Prompt A: In the pg_rewind mailing-list message, what does the tool use instead of reading through all files to determine what has changed?
Prompt B: Carry the pg_rewind mailing-list message forward from its last line.

Text extract:
Re: pg_rewind, a tool for resynchronizing an old master after failover

From: Thom Brown <thom(at)linux(dot)com>
To: Heikki Linnakangas <hlinnakangas(at)vmware(dot)com>
Cc: PostgreSQL-development <pgsql-hackers(at)postgresql(dot)org>
Subject: Re: pg_rewind, a tool for resynchronizing an old master after failover
Date: 2013-05-23 14:03:51
Message-ID: CAA-aLv6cd-JpN2qkBotcKkMiFuab-xjMDRBpoQ26ySys4X1SnQ@mail.gmail.com
Views: Raw Message | Whole Thread | Download mbox | Resend email
Thread:
Lists: pgsql-hackers

On 23 May 2013 07:10, Heikki Linnakangas <hlinnakangas(at)vmware(dot)com> wrote:
> Hi,
>
> I've been hacking on a tool to allow resynchronizing an old master server
> after failover. The need to do a full backup/restore has been a common
> complaint ever since we've had streaming replication. I saw on the wiki that
> this was discussed in the dev meeting; too bad I couldn't make it.
>
> In a nutshell, the idea is to do copy everything that has changed between
> the cluster, like rsync does, but instead of reading through all files, use
> the WAL to determine what has changed. Here's a somewhat more detailed
> explanation, from the README:
>
> Theory of operation
> -------------------
>
> The basic idea is to copy everything from the new cluster to old, except for
> the blocks that we know to be the same.
>
> 1. Scan the WAL log of the old cluster, starting from the point where
> the new cluster's timeline history forked off from the old cluster. For each
> WAL record, make a note of the data blocks that are touched. This yields a
> list of all the data blocks that were changed in the old cluster, after the
> new cluster forked off.

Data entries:
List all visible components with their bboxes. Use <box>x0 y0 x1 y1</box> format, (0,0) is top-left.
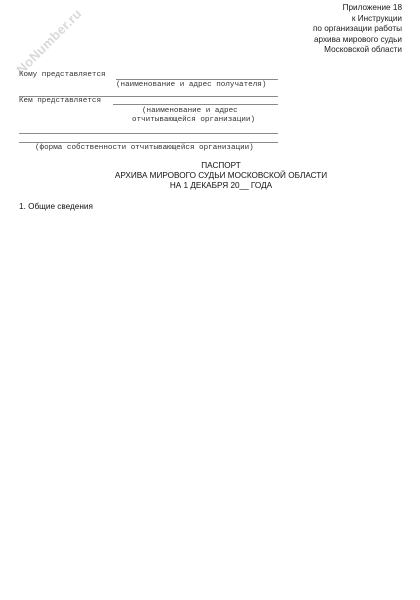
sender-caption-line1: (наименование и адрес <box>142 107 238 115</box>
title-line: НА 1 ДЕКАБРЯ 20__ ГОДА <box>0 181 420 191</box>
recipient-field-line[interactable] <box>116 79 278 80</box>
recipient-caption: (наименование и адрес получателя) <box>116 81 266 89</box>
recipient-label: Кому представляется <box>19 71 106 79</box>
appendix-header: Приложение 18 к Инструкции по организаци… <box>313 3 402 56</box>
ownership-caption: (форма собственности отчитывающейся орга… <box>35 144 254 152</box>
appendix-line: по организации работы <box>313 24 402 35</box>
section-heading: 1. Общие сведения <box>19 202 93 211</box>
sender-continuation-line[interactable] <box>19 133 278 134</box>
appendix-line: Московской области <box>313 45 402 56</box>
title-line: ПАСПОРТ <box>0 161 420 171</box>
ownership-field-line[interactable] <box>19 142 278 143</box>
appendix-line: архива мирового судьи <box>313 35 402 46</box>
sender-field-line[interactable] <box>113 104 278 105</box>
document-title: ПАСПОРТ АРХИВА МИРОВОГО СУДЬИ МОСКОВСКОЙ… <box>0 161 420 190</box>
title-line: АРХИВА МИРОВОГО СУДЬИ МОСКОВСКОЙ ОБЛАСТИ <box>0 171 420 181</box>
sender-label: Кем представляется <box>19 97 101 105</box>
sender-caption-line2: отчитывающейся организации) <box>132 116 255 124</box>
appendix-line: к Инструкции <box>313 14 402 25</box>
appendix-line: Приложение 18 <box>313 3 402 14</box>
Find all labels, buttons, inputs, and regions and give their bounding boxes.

Task response A: It uses the WAL.

Task response B:
>
> 2. Copy all those changed blocks from the new master to the old master.
>
> 3. Copy all other files like clog, conf files etc. from the new cluster
> to old. Everything except the relation files.
>
> 4. Apply the WAL from the new master, starting from the checkpoint
> created at failover. (pg_rewind doesn't actually apply the WAL, it just
> creates a backup label file indicating that when PostgreSQL is started, it
> will start replay from that checkpoint and apply all the required WAL)
>
>
> Please take a look: https://github.com/vmware/pg_rewind

6 instances set up:

[Primary (5530)]
|
---[Standby 1 (5531)]
|
---[Standby 2 (5532)]
|
---[Standby 3 (5533)]
|
---[Standby 4 (5534)]
|
---[Standby 5 (5535)]

1) Created a table on the primary with some data.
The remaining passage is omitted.